• Instruction: Leave the pictures out. Return all other data exactly.
-------
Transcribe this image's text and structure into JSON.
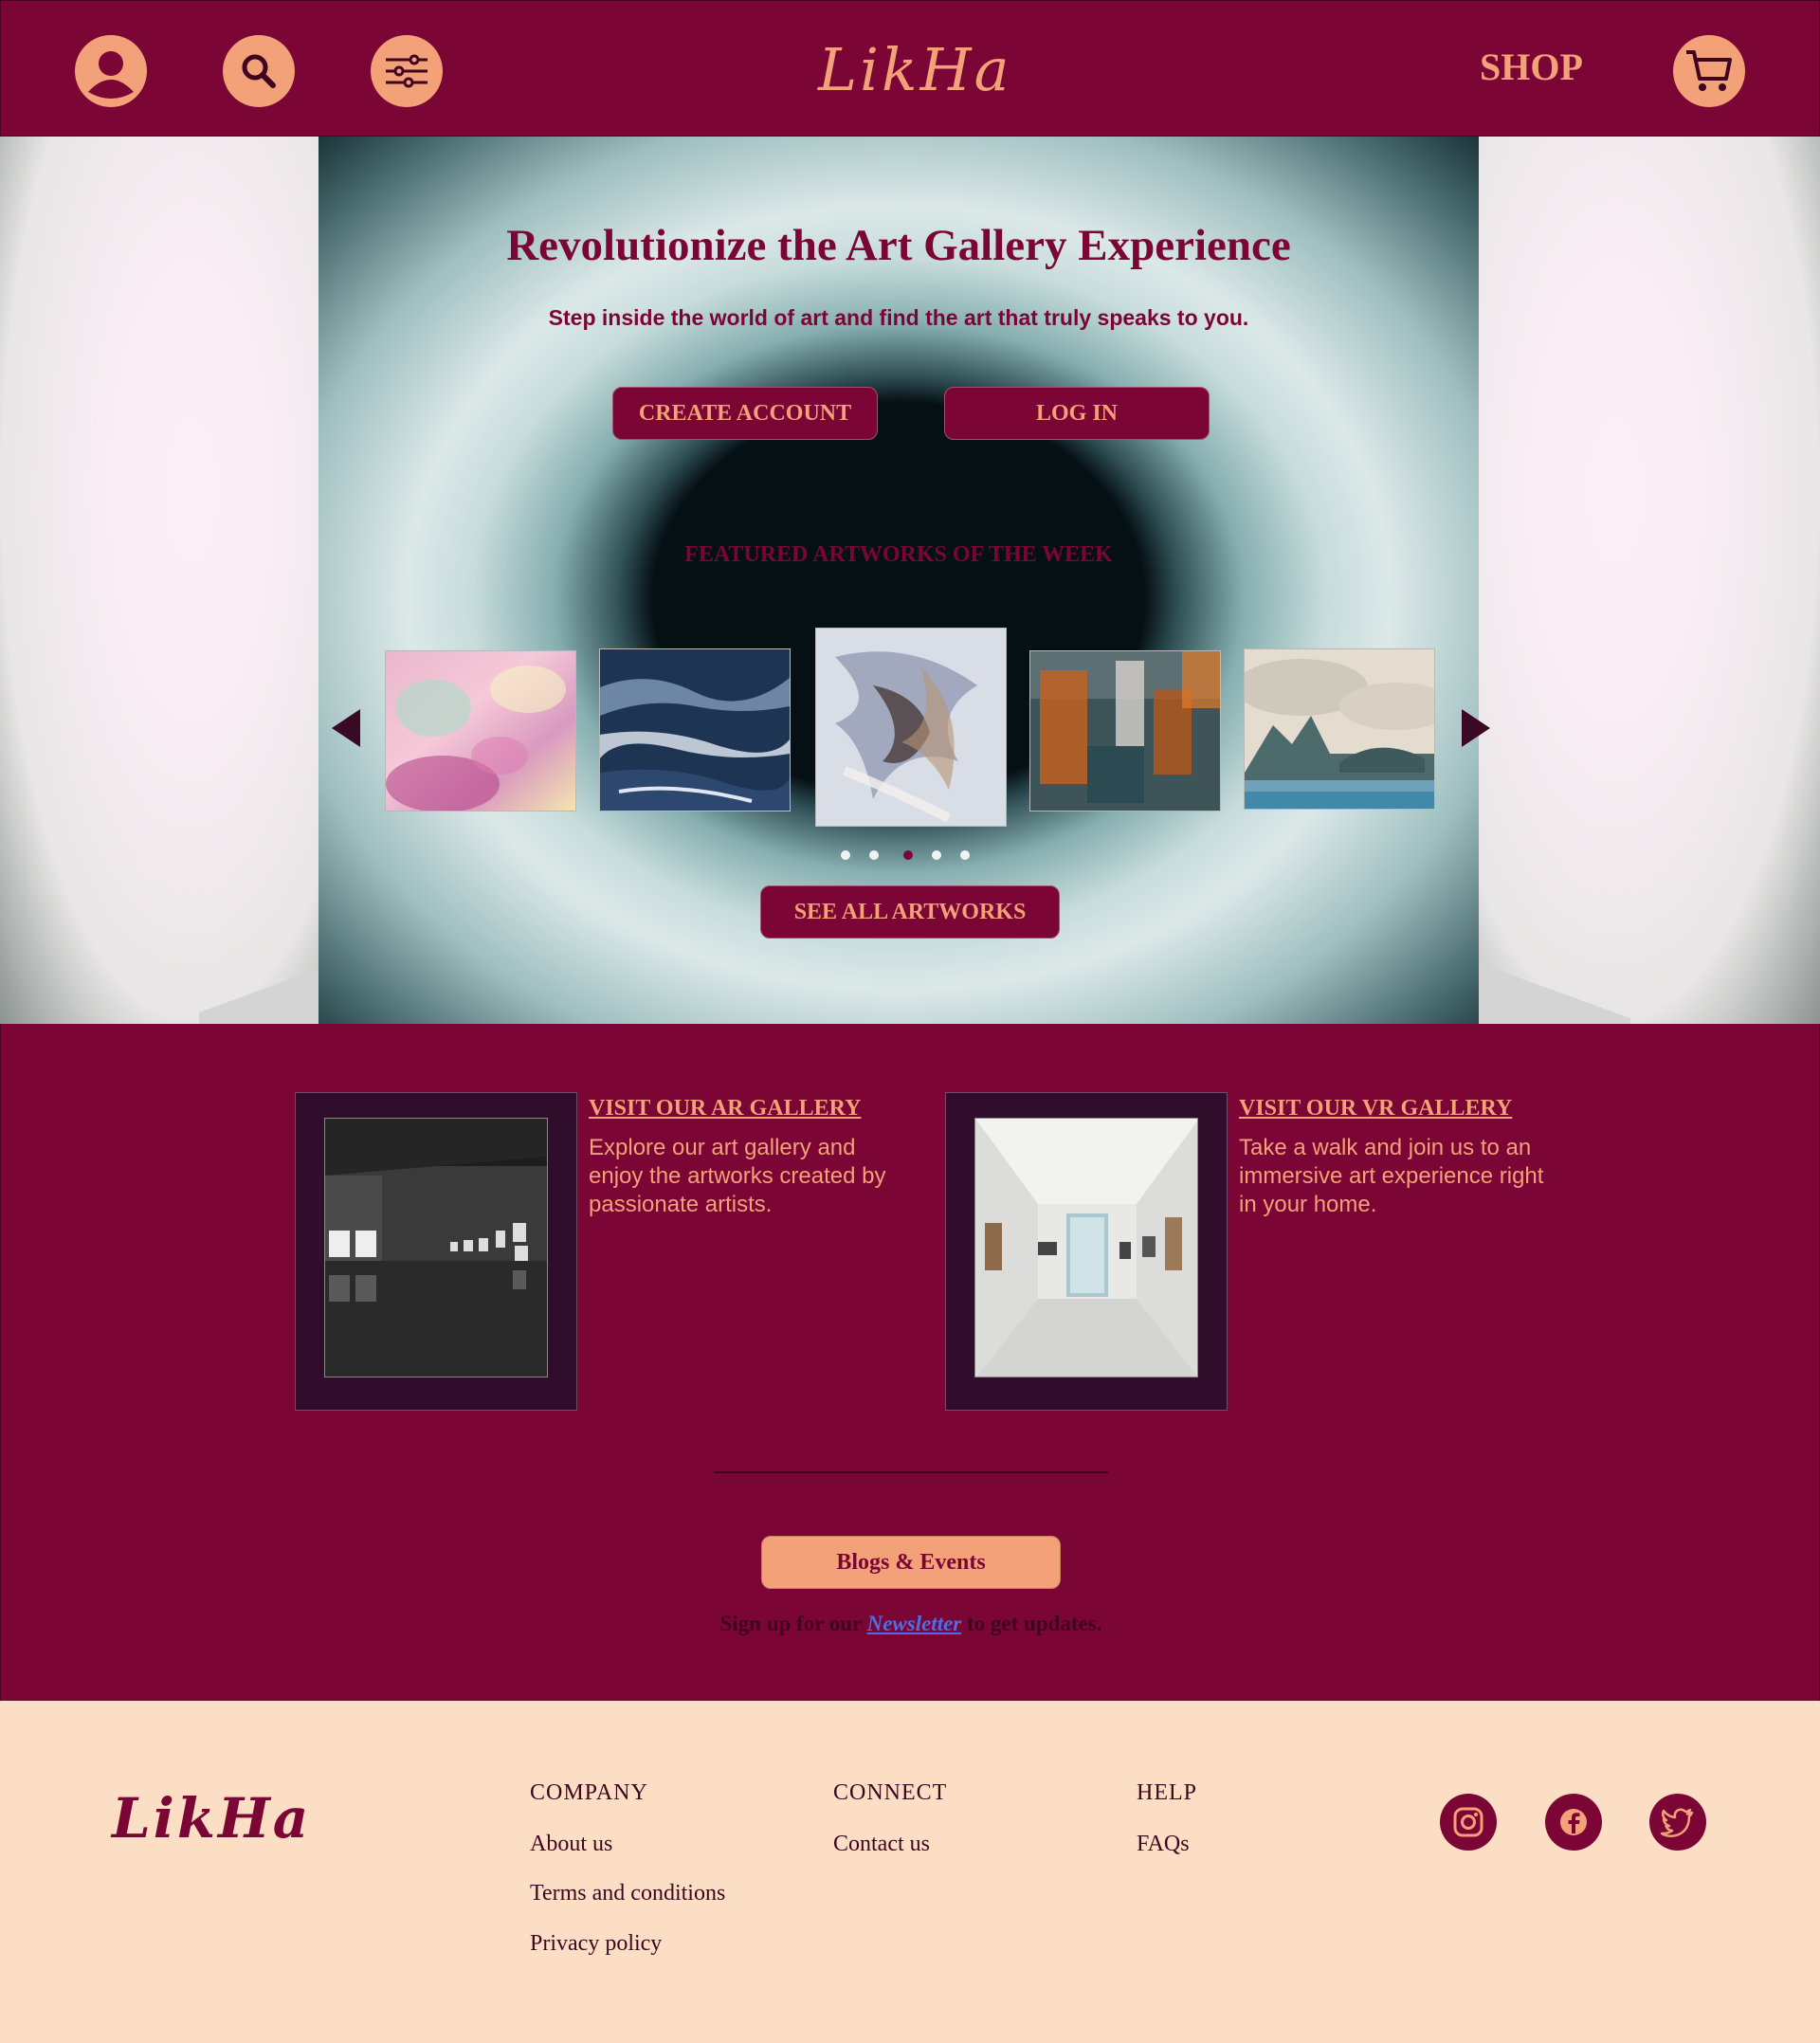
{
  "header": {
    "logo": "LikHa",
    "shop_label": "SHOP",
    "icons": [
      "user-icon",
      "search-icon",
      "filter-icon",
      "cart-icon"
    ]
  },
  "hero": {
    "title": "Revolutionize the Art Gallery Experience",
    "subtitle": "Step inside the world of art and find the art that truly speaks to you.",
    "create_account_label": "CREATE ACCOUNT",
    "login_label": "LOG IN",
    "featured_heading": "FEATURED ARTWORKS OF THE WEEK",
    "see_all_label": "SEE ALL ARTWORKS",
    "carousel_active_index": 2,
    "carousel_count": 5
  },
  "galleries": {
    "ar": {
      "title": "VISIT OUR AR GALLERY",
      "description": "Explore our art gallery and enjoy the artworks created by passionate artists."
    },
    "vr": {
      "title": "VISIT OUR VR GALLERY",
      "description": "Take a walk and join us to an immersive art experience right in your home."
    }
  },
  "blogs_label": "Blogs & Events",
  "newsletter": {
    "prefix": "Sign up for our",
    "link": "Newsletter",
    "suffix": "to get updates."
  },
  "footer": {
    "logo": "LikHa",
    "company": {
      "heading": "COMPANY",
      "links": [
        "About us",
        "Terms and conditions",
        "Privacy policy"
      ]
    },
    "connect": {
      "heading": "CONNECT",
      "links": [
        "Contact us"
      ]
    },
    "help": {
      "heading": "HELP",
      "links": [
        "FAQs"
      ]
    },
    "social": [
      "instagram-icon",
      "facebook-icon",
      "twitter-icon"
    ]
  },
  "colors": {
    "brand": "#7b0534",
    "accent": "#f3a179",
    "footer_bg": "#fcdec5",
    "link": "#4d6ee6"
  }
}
-------
• Response to this exercise:
Transcribe this image's text and structure into JSON.
{
  "header": {
    "logo": "LikHa",
    "shop_label": "SHOP",
    "icons": [
      "user-icon",
      "search-icon",
      "filter-icon",
      "cart-icon"
    ]
  },
  "hero": {
    "title": "Revolutionize the Art Gallery Experience",
    "subtitle": "Step inside the world of art and find the art that truly speaks to you.",
    "create_account_label": "CREATE ACCOUNT",
    "login_label": "LOG IN",
    "featured_heading": "FEATURED ARTWORKS OF THE WEEK",
    "see_all_label": "SEE ALL ARTWORKS",
    "carousel_active_index": 2,
    "carousel_count": 5
  },
  "galleries": {
    "ar": {
      "title": "VISIT OUR AR GALLERY",
      "description": "Explore our art gallery and enjoy the artworks created by passionate artists."
    },
    "vr": {
      "title": "VISIT OUR VR GALLERY",
      "description": "Take a walk and join us to an immersive art experience right in your home."
    }
  },
  "blogs_label": "Blogs & Events",
  "newsletter": {
    "prefix": "Sign up for our",
    "link": "Newsletter",
    "suffix": "to get updates."
  },
  "footer": {
    "logo": "LikHa",
    "company": {
      "heading": "COMPANY",
      "links": [
        "About us",
        "Terms and conditions",
        "Privacy policy"
      ]
    },
    "connect": {
      "heading": "CONNECT",
      "links": [
        "Contact us"
      ]
    },
    "help": {
      "heading": "HELP",
      "links": [
        "FAQs"
      ]
    },
    "social": [
      "instagram-icon",
      "facebook-icon",
      "twitter-icon"
    ]
  },
  "colors": {
    "brand": "#7b0534",
    "accent": "#f3a179",
    "footer_bg": "#fcdec5",
    "link": "#4d6ee6"
  }
}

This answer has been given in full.